*EXERCISE AIM*. Return every entry exactly.

*SUPPLIED RECORDS*.
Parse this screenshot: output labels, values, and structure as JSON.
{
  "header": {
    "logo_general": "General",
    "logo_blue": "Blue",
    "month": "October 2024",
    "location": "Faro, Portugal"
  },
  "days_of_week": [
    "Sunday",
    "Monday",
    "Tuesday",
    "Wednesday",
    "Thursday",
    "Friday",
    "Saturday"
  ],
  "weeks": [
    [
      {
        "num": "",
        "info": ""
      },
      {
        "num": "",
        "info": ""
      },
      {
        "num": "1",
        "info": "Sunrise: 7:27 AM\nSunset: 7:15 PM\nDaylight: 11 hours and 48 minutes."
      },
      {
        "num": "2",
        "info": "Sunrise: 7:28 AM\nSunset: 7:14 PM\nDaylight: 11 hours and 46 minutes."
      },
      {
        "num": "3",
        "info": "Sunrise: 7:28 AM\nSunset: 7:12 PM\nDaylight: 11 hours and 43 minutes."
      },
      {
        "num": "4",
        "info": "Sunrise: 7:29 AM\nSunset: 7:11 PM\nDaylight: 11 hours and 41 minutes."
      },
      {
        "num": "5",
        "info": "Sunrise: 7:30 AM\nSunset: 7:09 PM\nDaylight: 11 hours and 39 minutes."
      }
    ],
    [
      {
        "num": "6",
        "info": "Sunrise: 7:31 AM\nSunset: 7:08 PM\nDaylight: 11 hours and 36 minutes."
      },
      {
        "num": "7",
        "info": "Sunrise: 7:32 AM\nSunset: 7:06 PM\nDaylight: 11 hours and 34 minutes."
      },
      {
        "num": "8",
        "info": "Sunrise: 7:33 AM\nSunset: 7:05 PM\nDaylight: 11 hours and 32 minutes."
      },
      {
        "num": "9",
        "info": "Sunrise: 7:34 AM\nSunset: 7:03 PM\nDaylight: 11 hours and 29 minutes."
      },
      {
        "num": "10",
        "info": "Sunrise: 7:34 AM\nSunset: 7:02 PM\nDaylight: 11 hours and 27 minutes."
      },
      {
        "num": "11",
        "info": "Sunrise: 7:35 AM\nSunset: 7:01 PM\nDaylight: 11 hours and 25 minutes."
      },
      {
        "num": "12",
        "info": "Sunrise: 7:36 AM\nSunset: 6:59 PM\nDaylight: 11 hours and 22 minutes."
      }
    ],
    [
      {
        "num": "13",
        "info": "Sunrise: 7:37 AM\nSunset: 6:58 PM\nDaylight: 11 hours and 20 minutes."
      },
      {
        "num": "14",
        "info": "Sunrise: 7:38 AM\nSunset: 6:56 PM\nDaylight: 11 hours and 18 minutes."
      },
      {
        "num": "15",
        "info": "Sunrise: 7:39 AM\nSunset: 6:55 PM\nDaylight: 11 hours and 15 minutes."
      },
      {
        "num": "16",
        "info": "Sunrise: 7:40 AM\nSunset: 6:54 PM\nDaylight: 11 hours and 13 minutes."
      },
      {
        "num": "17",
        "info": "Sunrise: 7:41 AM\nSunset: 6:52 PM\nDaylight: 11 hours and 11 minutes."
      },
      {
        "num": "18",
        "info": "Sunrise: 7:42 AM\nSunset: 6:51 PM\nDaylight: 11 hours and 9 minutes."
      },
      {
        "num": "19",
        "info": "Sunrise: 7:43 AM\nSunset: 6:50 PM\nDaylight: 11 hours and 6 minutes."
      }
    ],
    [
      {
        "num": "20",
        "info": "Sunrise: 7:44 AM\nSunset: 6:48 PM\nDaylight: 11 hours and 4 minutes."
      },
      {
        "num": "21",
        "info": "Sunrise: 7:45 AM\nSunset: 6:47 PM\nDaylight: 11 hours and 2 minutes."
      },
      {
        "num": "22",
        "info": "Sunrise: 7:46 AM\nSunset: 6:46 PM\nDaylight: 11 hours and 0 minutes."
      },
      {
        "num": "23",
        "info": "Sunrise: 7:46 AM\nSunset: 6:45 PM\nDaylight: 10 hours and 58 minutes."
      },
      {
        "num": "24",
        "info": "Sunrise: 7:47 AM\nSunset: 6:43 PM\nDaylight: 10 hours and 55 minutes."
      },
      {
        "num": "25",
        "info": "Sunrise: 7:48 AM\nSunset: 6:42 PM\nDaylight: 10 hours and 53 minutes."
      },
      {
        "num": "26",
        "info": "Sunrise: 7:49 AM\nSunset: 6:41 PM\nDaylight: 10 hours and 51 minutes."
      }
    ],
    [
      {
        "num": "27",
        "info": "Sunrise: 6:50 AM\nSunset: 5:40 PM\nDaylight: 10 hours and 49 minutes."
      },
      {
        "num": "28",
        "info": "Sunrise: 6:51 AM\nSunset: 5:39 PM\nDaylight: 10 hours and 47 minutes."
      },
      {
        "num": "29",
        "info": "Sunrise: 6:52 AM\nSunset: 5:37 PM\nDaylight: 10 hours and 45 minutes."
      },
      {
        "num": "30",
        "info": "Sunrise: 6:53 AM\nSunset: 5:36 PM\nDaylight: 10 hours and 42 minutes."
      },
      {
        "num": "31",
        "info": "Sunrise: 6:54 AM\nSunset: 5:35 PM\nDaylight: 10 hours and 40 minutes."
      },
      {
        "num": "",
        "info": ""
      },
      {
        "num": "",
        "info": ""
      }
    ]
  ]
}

*ANSWER TO THIS EXERCISE*.
Parse this screenshot: output labels, values, and structure as JSON.
{
  "header": {
    "logo_general": "General",
    "logo_blue": "Blue",
    "month": "October 2024",
    "location": "Faro, Portugal"
  },
  "days_of_week": [
    "Sunday",
    "Monday",
    "Tuesday",
    "Wednesday",
    "Thursday",
    "Friday",
    "Saturday"
  ],
  "weeks": [
    [
      {
        "num": "",
        "info": ""
      },
      {
        "num": "",
        "info": ""
      },
      {
        "num": "1",
        "info": "Sunrise: 7:27 AM\nSunset: 7:15 PM\nDaylight: 11 hours and 48 minutes."
      },
      {
        "num": "2",
        "info": "Sunrise: 7:28 AM\nSunset: 7:14 PM\nDaylight: 11 hours and 46 minutes."
      },
      {
        "num": "3",
        "info": "Sunrise: 7:28 AM\nSunset: 7:12 PM\nDaylight: 11 hours and 43 minutes."
      },
      {
        "num": "4",
        "info": "Sunrise: 7:29 AM\nSunset: 7:11 PM\nDaylight: 11 hours and 41 minutes."
      },
      {
        "num": "5",
        "info": "Sunrise: 7:30 AM\nSunset: 7:09 PM\nDaylight: 11 hours and 39 minutes."
      }
    ],
    [
      {
        "num": "6",
        "info": "Sunrise: 7:31 AM\nSunset: 7:08 PM\nDaylight: 11 hours and 36 minutes."
      },
      {
        "num": "7",
        "info": "Sunrise: 7:32 AM\nSunset: 7:06 PM\nDaylight: 11 hours and 34 minutes."
      },
      {
        "num": "8",
        "info": "Sunrise: 7:33 AM\nSunset: 7:05 PM\nDaylight: 11 hours and 32 minutes."
      },
      {
        "num": "9",
        "info": "Sunrise: 7:34 AM\nSunset: 7:03 PM\nDaylight: 11 hours and 29 minutes."
      },
      {
        "num": "10",
        "info": "Sunrise: 7:34 AM\nSunset: 7:02 PM\nDaylight: 11 hours and 27 minutes."
      },
      {
        "num": "11",
        "info": "Sunrise: 7:35 AM\nSunset: 7:01 PM\nDaylight: 11 hours and 25 minutes."
      },
      {
        "num": "12",
        "info": "Sunrise: 7:36 AM\nSunset: 6:59 PM\nDaylight: 11 hours and 22 minutes."
      }
    ],
    [
      {
        "num": "13",
        "info": "Sunrise: 7:37 AM\nSunset: 6:58 PM\nDaylight: 11 hours and 20 minutes."
      },
      {
        "num": "14",
        "info": "Sunrise: 7:38 AM\nSunset: 6:56 PM\nDaylight: 11 hours and 18 minutes."
      },
      {
        "num": "15",
        "info": "Sunrise: 7:39 AM\nSunset: 6:55 PM\nDaylight: 11 hours and 15 minutes."
      },
      {
        "num": "16",
        "info": "Sunrise: 7:40 AM\nSunset: 6:54 PM\nDaylight: 11 hours and 13 minutes."
      },
      {
        "num": "17",
        "info": "Sunrise: 7:41 AM\nSunset: 6:52 PM\nDaylight: 11 hours and 11 minutes."
      },
      {
        "num": "18",
        "info": "Sunrise: 7:42 AM\nSunset: 6:51 PM\nDaylight: 11 hours and 9 minutes."
      },
      {
        "num": "19",
        "info": "Sunrise: 7:43 AM\nSunset: 6:50 PM\nDaylight: 11 hours and 6 minutes."
      }
    ],
    [
      {
        "num": "20",
        "info": "Sunrise: 7:44 AM\nSunset: 6:48 PM\nDaylight: 11 hours and 4 minutes."
      },
      {
        "num": "21",
        "info": "Sunrise: 7:45 AM\nSunset: 6:47 PM\nDaylight: 11 hours and 2 minutes."
      },
      {
        "num": "22",
        "info": "Sunrise: 7:46 AM\nSunset: 6:46 PM\nDaylight: 11 hours and 0 minutes."
      },
      {
        "num": "23",
        "info": "Sunrise: 7:46 AM\nSunset: 6:45 PM\nDaylight: 10 hours and 58 minutes."
      },
      {
        "num": "24",
        "info": "Sunrise: 7:47 AM\nSunset: 6:43 PM\nDaylight: 10 hours and 55 minutes."
      },
      {
        "num": "25",
        "info": "Sunrise: 7:48 AM\nSunset: 6:42 PM\nDaylight: 10 hours and 53 minutes."
      },
      {
        "num": "26",
        "info": "Sunrise: 7:49 AM\nSunset: 6:41 PM\nDaylight: 10 hours and 51 minutes."
      }
    ],
    [
      {
        "num": "27",
        "info": "Sunrise: 6:50 AM\nSunset: 5:40 PM\nDaylight: 10 hours and 49 minutes."
      },
      {
        "num": "28",
        "info": "Sunrise: 6:51 AM\nSunset: 5:39 PM\nDaylight: 10 hours and 47 minutes."
      },
      {
        "num": "29",
        "info": "Sunrise: 6:52 AM\nSunset: 5:37 PM\nDaylight: 10 hours and 45 minutes."
      },
      {
        "num": "30",
        "info": "Sunrise: 6:53 AM\nSunset: 5:36 PM\nDaylight: 10 hours and 42 minutes."
      },
      {
        "num": "31",
        "info": "Sunrise: 6:54 AM\nSunset: 5:35 PM\nDaylight: 10 hours and 40 minutes."
      },
      {
        "num": "",
        "info": ""
      },
      {
        "num": "",
        "info": ""
      }
    ]
  ]
}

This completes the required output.